START
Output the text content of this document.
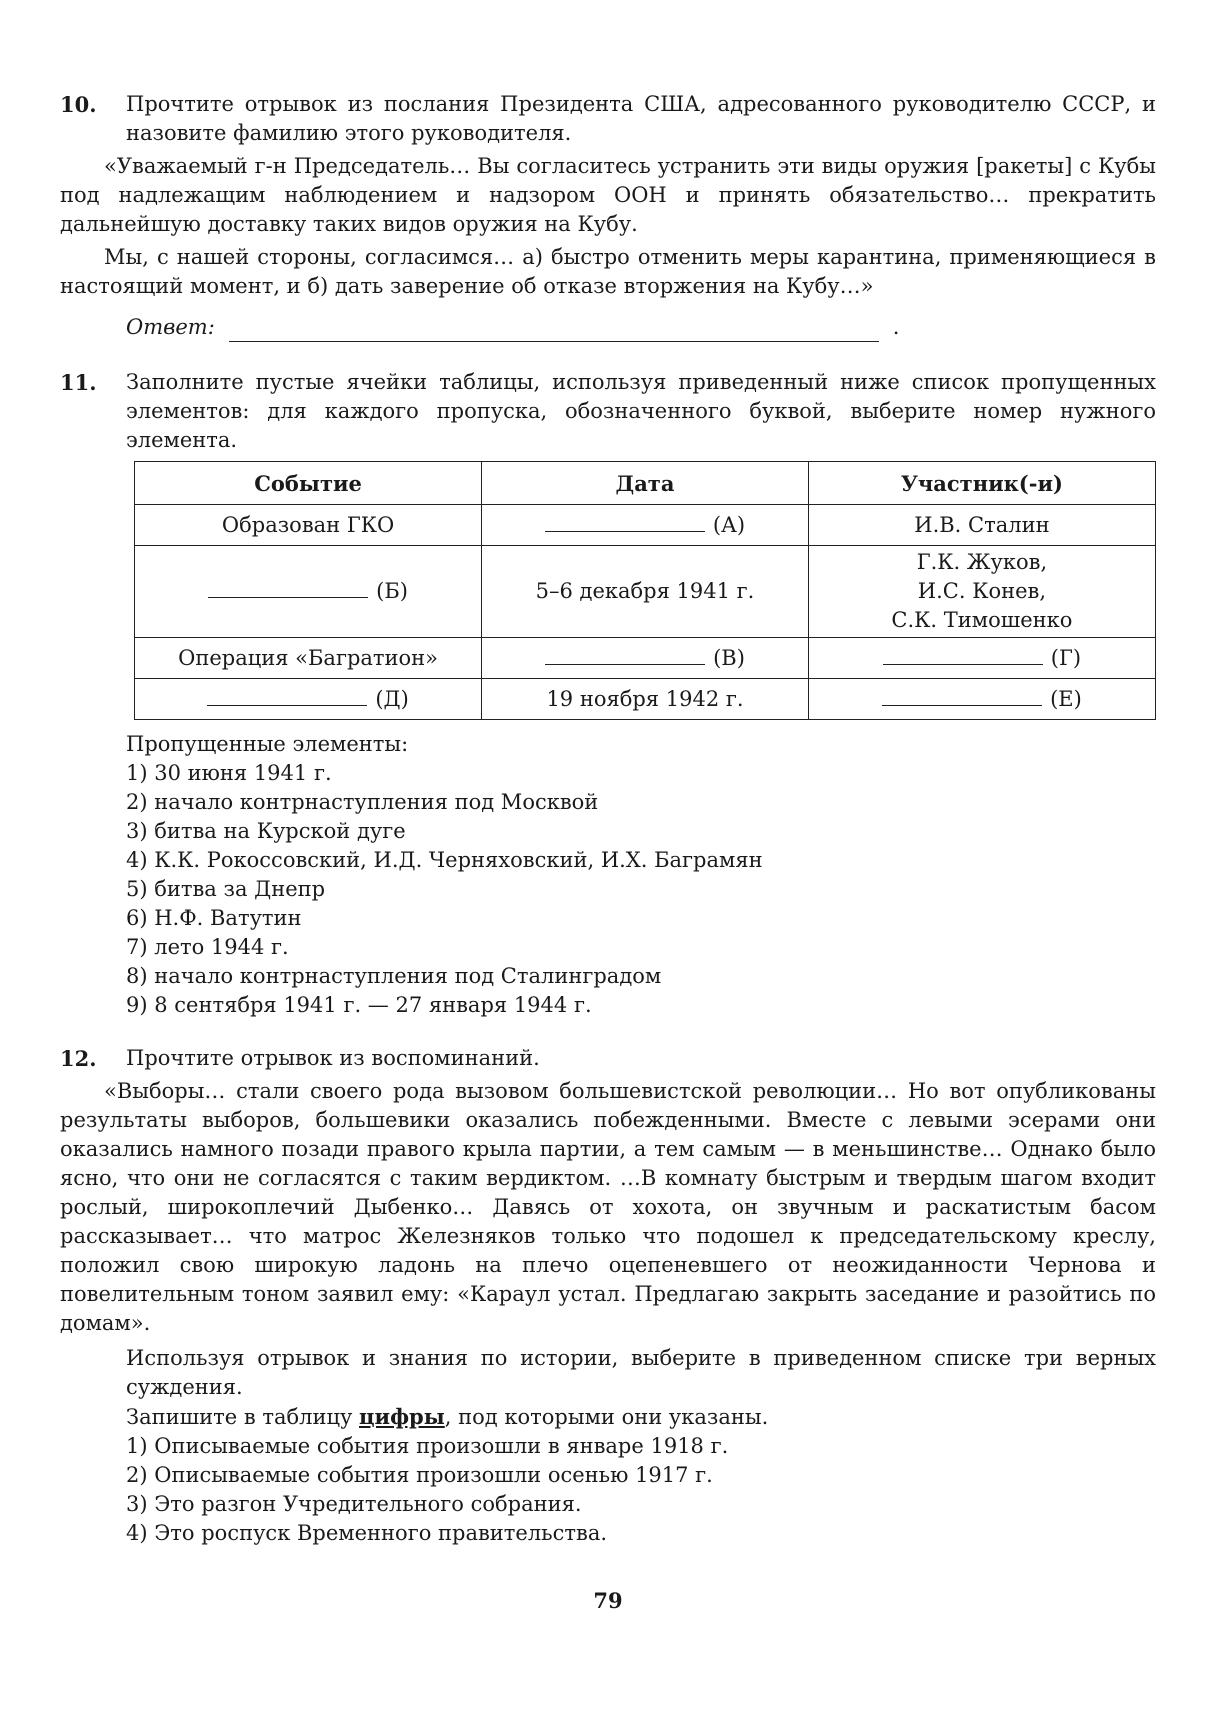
10.	Прочтите отрывок из послания Президента США, адресованного руководителю СССР, и назовите фамилию этого руководителя.

«Уважаемый г-н Председатель… Вы согласитесь устранить эти виды оружия [ракеты] с Кубы под надлежащим наблюдением и надзором ООН и принять обязательство… прекратить дальнейшую доставку таких видов оружия на Кубу.

Мы, с нашей стороны, согласимся… а) быстро отменить меры карантина, применяющиеся в настоящий момент, и б) дать заверение об отказе вторжения на Кубу…»

Ответ:	.
11.	Заполните пустые ячейки таблицы, используя приведенный ниже список пропущенных элементов: для каждого пропуска, обозначенного буквой, выберите номер нужного элемента.
Событие	Дата	Участник(-и)
Образован ГКО	(А)	И.В. Сталин
(Б)	5–6 декабря 1941 г.	Г.К. Жуков,
И.С. Конев,
С.К. Тимошенко

Операция «Багратион»	(В)	(Г)
(Д)	19 ноября 1942 г.	(Е)
Пропущенные элементы:
1) 30 июня 1941 г.
2) начало контрнаступления под Москвой
3) битва на Курской дуге
4) К.К. Рокоссовский, И.Д. Черняховский, И.Х. Баграмян
5) битва за Днепр
6) Н.Ф. Ватутин
7) лето 1944 г.
8) начало контрнаступления под Сталинградом
9) 8 сентября 1941 г. — 27 января 1944 г.
12.	Прочтите отрывок из воспоминаний.

«Выборы… стали своего рода вызовом большевистской революции… Но вот опубликованы результаты выборов, большевики оказались побежденными. Вместе с левыми эсерами они оказались намного позади правого крыла партии, а тем самым — в меньшинстве… Однако было ясно, что они не согласятся с таким вердиктом. …В комнату быстрым и твердым шагом входит рослый, широкоплечий Дыбенко… Давясь от хохота, он звучным и раскатистым басом рассказывает… что матрос Железняков только что подошел к председательскому креслу, положил свою широкую ладонь на плечо оцепеневшего от неожиданности Чернова и повелительным тоном заявил ему: «Караул устал. Предлагаю закрыть заседание и разойтись по домам».

Используя отрывок и знания по истории, выберите в приведенном списке три верных суждения.
Запишите в таблицу цифры, под которыми они указаны.
1) Описываемые события произошли в январе 1918 г.
2) Описываемые события произошли осенью 1917 г.
3) Это разгон Учредительного собрания.
4) Это роспуск Временного правительства.
79
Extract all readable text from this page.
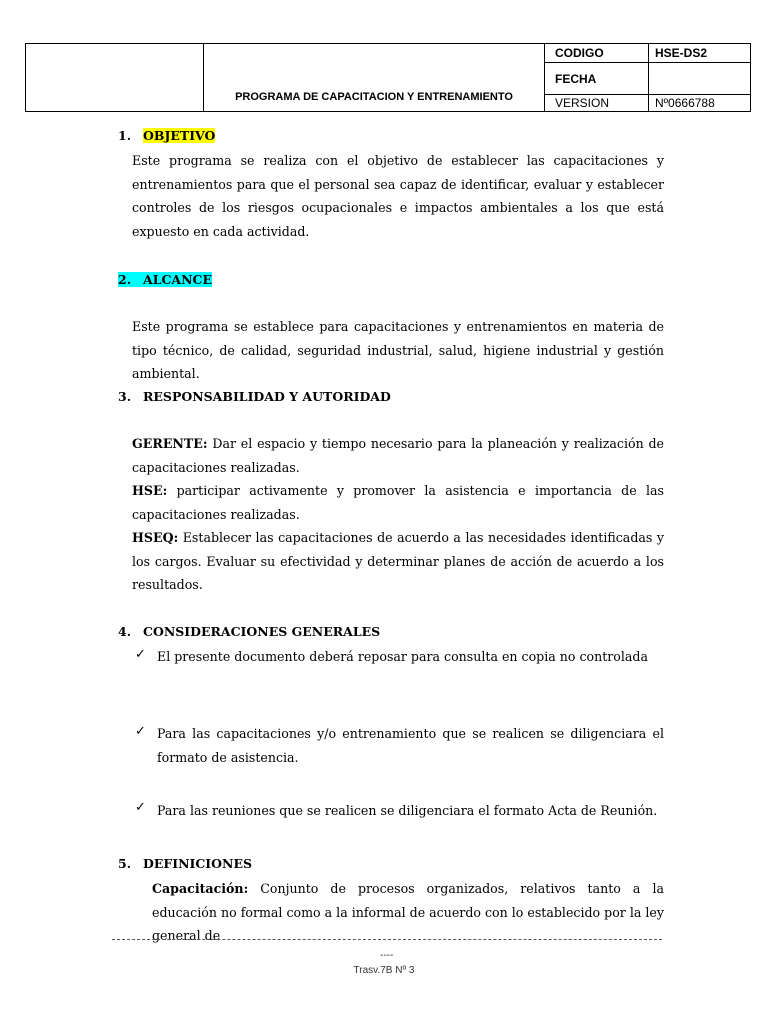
	PROGRAMA DE CAPACITACION Y ENTRENAMIENTO	CODIGO	HSE-DS2
		FECHA	
		VERSION	Nº0666788
1. OBJETIVO
Este programa se realiza con el objetivo de establecer las capacitaciones y entrenamientos para que el personal sea capaz de identificar, evaluar y establecer controles de los riesgos ocupacionales e impactos ambientales a los que está expuesto en cada actividad.
2. ALCANCE
Este programa se establece para capacitaciones y entrenamientos en materia de tipo técnico, de calidad, seguridad industrial, salud, higiene industrial y gestión ambiental.
3. RESPONSABILIDAD Y AUTORIDAD
GERENTE: Dar el espacio y tiempo necesario para la planeación y realización de capacitaciones realizadas.
HSE: participar activamente y promover la asistencia e importancia de las capacitaciones realizadas.
HSEQ: Establecer las capacitaciones de acuerdo a las necesidades identificadas y los cargos. Evaluar su efectividad y determinar planes de acción de acuerdo a los resultados.
4. CONSIDERACIONES GENERALES
✓ El presente documento deberá reposar para consulta en copia no controlada
✓ Para las capacitaciones y/o entrenamiento que se realicen se diligenciara el formato de asistencia.
✓ Para las reuniones que se realicen se diligenciara el formato Acta de Reunión.
5. DEFINICIONES
Capacitación: Conjunto de procesos organizados, relativos tanto a la educación no formal como a la informal de acuerdo con lo establecido por la ley general de
----
Trasv.7B Nº 3
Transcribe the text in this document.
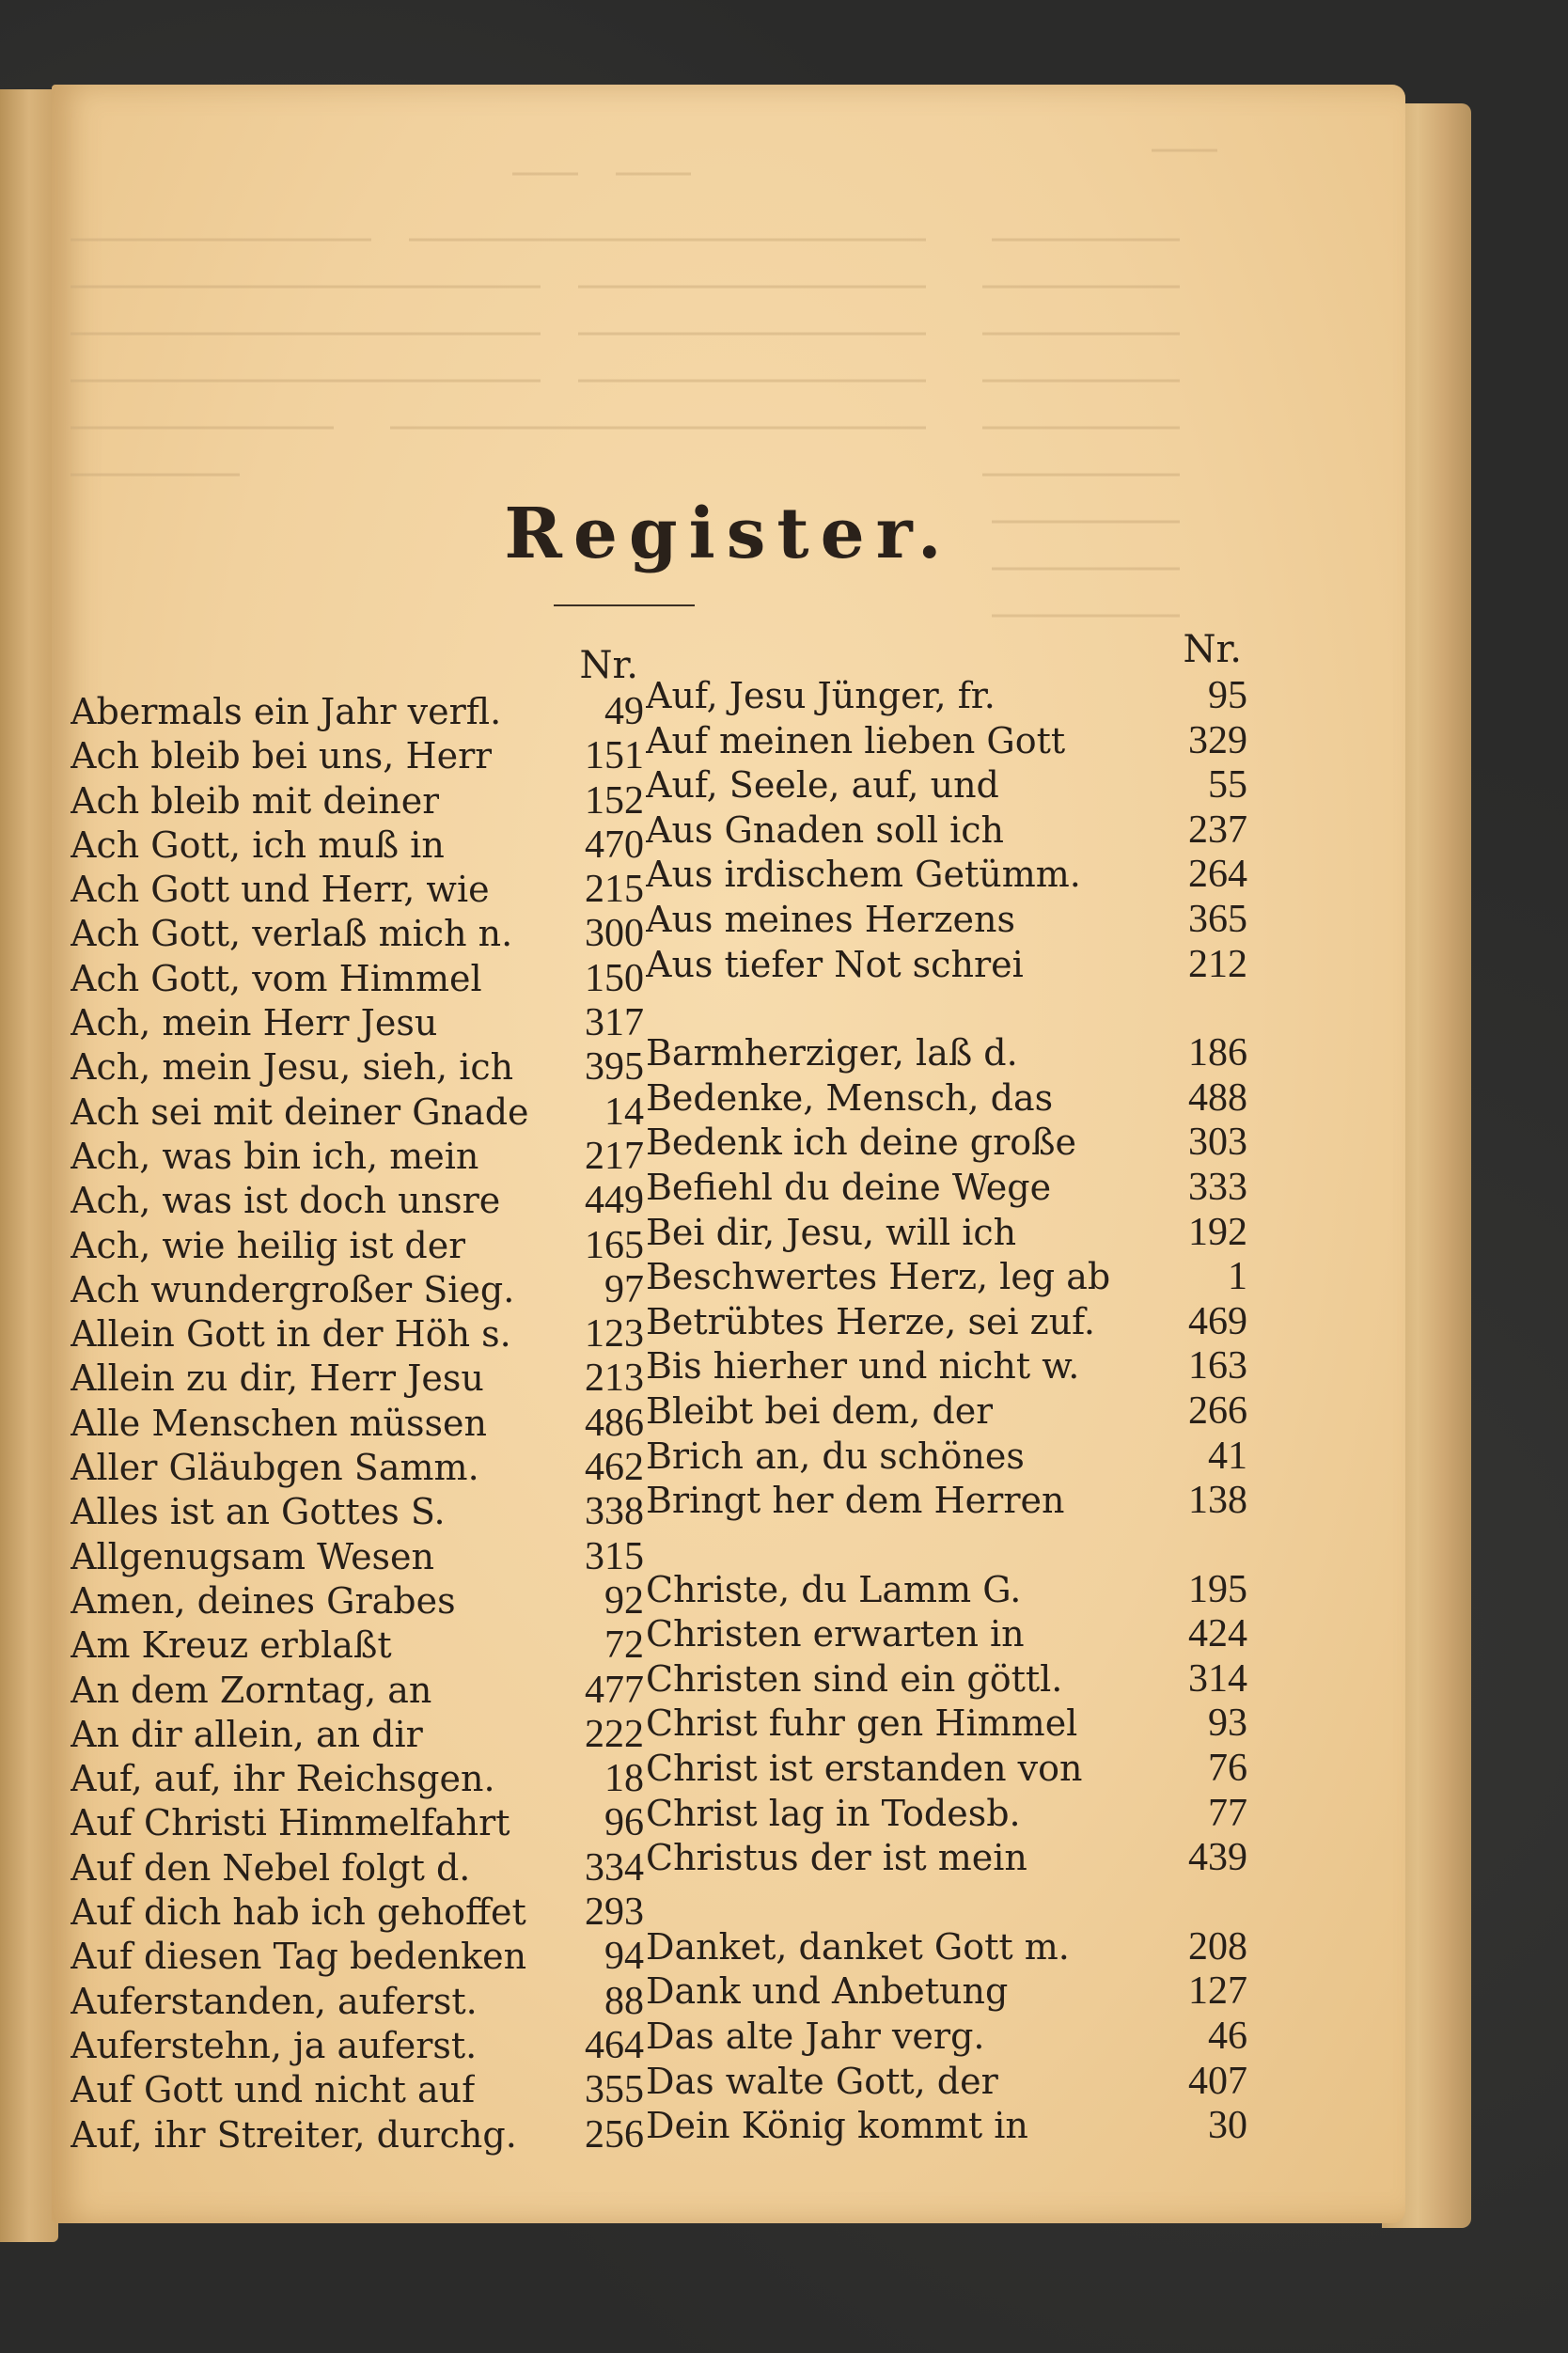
Register.
Nr.
Abermals ein Jahr verfl.	49
Ach bleib bei uns, Herr 151
Ach bleib mit deiner	152
Ach Gott, ich muß in	470
Ach Gott und Herr, wie 215
Ach Gott, verlaß mich n. 300
Ach Gott, vom Himmel	150
Ach, mein Herr Jesu	317
Ach, mein Jesu, sieh, ich 395
Ach sei mit deiner Gnade 14
Ach, was bin ich, mein	217
Ach, was ist doch unsre 449
Ach, wie heilig ist der	165
Ach wundergroßer Sieg. 97
Allein Gott in der Höh s. 123
Allein zu dir, Herr Jesu	213
Alle Menschen müssen 486
Aller Gläubgen Samm.	462
Alles ist an Gottes S.	338
Allgenugsam Wesen	315
Amen, deines Grabes	92
Am Kreuz erblaßt	72
An dem Zorntag, an	477
An dir allein, an dir	222
Auf, auf, ihr Reichsgen.	18
Auf Christi Himmelfahrt 96
Auf den Nebel folgt d.	334
Auf dich hab ich gehoffet 293
Auf diesen Tag bedenken 94
Auferstanden, auferst.	88
Auferstehn, ja auferst.	464
Auf Gott und nicht auf	355
Auf, ihr Streiter, durchg. 256
Nr.
Auf, Jesu Jünger, fr.	95
Auf meinen lieben Gott	329
Auf, Seele, auf, und	55
Aus Gnaden soll ich	237
Aus irdischem Getümm.	264
Aus meines Herzens	365
Aus tiefer Not schrei	212
Barmherziger, laß d.	186
Bedenke, Mensch, das	488
Bedenk ich deine große	303
Befiehl du deine Wege	333
Bei dir, Jesu, will ich	192
Beschwertes Herz, leg ab	1
Betrübtes Herze, sei zuf. 469
Bis hierher und nicht w.	163
Bleibt bei dem, der	266
Brich an, du schönes	41
Bringt her dem Herren	138
Christe, du Lamm G.	195
Christen erwarten in	424
Christen sind ein göttl.	314
Christ fuhr gen Himmel	93
Christ ist erstanden von	76
Christ lag in Todesb.	77
Christus der ist mein	439
Danket, danket Gott m.	208
Dank und Anbetung	127
Das alte Jahr verg.	46
Das walte Gott, der	407
Dein König kommt in	30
END
● **PROBLEM TO SOLVE**: Scan the material and collect every line that contains "Описываемые".

● **TASK ANSWER**:
1) Описываемые события произошли в январе 1918 г.
2) Описываемые события произошли осенью 1917 г.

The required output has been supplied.